## begin

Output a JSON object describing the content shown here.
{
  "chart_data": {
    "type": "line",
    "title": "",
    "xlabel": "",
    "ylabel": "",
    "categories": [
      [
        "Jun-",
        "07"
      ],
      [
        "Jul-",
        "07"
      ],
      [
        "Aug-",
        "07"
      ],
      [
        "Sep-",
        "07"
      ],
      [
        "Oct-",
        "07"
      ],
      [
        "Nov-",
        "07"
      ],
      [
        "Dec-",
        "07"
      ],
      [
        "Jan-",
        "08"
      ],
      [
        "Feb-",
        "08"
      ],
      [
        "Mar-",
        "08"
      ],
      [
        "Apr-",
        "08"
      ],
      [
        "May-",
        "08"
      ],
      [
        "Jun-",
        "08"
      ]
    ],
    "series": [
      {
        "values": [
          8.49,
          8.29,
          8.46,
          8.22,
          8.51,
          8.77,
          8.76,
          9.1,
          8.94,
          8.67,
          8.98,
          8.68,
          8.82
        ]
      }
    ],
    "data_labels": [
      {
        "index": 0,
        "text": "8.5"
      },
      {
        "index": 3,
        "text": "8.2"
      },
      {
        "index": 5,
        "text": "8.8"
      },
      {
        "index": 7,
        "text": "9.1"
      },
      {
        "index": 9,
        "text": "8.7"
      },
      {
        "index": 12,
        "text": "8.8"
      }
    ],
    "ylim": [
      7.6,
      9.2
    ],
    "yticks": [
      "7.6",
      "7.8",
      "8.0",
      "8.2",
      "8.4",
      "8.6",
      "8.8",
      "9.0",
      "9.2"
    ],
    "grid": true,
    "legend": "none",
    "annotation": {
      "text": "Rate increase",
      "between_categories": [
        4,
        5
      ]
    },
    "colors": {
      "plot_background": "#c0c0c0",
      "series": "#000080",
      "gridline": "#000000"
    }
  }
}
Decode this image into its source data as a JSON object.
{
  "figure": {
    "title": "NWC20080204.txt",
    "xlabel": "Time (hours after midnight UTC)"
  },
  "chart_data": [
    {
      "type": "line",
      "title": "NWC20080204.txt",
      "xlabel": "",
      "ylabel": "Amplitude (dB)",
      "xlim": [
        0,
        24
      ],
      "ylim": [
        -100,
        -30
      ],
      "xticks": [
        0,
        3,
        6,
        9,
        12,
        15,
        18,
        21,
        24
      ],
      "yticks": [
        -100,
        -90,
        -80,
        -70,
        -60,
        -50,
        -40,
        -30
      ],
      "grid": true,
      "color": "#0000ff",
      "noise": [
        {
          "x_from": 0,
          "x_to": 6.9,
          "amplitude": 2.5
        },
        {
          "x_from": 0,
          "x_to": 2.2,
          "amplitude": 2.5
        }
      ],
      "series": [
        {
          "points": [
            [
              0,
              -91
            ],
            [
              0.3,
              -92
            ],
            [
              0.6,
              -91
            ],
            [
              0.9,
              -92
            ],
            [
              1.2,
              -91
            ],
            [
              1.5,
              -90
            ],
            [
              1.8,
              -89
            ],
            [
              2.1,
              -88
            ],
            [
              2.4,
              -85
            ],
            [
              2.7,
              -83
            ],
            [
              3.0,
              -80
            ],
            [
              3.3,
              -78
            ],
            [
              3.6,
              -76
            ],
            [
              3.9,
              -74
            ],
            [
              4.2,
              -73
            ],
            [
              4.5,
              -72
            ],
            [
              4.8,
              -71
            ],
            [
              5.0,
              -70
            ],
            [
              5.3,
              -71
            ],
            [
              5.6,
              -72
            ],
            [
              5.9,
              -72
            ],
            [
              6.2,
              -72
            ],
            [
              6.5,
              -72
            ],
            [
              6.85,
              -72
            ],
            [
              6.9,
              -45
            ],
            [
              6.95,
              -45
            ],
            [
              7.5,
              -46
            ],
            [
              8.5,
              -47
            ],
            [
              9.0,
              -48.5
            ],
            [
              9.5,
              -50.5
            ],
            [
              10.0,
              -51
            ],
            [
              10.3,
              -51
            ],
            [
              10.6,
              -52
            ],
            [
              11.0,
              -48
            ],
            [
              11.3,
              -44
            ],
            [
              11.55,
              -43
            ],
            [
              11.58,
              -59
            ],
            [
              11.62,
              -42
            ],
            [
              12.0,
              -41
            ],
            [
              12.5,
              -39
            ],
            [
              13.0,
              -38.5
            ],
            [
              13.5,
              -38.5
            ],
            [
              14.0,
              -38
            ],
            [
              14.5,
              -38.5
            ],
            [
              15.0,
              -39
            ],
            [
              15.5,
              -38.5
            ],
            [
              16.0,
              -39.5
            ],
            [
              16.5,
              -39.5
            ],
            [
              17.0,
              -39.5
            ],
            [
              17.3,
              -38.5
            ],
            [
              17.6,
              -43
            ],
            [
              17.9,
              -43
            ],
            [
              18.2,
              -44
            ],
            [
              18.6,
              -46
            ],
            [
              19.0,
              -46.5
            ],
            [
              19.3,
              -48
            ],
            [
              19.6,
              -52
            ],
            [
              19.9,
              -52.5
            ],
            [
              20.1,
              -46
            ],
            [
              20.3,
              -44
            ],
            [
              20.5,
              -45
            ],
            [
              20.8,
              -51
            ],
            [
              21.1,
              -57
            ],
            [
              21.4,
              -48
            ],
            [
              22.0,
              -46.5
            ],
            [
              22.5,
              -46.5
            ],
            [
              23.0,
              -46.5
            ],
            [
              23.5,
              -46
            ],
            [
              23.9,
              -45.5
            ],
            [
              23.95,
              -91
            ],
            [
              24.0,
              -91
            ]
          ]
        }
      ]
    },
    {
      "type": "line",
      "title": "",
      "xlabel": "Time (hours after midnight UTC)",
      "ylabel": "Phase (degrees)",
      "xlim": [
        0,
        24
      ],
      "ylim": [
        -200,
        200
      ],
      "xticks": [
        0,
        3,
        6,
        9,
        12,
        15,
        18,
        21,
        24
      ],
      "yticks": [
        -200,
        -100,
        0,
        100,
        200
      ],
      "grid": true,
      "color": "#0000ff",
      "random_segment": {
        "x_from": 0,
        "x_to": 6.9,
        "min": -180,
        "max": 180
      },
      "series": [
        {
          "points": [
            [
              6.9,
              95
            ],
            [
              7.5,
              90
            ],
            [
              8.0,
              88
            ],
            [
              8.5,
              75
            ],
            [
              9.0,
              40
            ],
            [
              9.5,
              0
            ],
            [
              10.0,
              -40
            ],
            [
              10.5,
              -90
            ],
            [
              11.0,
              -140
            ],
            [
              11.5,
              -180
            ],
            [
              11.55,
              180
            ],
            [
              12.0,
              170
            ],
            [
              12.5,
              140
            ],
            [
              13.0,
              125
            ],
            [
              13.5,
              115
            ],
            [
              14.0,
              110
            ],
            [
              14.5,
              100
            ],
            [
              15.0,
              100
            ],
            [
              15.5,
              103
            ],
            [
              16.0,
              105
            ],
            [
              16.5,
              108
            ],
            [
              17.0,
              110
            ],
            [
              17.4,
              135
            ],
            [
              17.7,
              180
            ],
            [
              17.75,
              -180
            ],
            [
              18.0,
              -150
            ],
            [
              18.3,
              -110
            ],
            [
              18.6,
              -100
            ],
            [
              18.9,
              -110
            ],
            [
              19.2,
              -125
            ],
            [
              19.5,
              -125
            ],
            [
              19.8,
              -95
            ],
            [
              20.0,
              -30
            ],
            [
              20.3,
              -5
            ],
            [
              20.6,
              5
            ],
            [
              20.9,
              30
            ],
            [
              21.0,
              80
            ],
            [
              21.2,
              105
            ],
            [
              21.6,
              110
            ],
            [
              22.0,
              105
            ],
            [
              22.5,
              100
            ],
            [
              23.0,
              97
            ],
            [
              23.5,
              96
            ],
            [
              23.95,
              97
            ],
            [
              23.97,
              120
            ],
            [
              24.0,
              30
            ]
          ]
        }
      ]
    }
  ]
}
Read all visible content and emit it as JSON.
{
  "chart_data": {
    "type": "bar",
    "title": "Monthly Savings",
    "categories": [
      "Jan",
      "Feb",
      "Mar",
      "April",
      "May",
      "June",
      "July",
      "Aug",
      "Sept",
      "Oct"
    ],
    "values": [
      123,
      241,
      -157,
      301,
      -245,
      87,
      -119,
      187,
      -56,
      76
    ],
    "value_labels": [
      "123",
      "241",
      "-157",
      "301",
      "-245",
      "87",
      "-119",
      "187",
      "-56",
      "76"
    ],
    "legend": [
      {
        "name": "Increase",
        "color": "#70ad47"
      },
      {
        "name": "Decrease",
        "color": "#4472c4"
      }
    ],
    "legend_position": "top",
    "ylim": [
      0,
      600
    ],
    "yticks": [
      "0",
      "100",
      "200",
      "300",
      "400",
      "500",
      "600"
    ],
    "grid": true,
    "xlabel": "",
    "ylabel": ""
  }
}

## end

Task instructions: Which lines hold the word "xlabel"? Copy each of them from the records.

Solution to this task:
    "xlabel": "",
    "xlabel": "Time (hours after midnight UTC)"
      "xlabel": "",
      "xlabel": "Time (hours after midnight UTC)",
    "xlabel": "",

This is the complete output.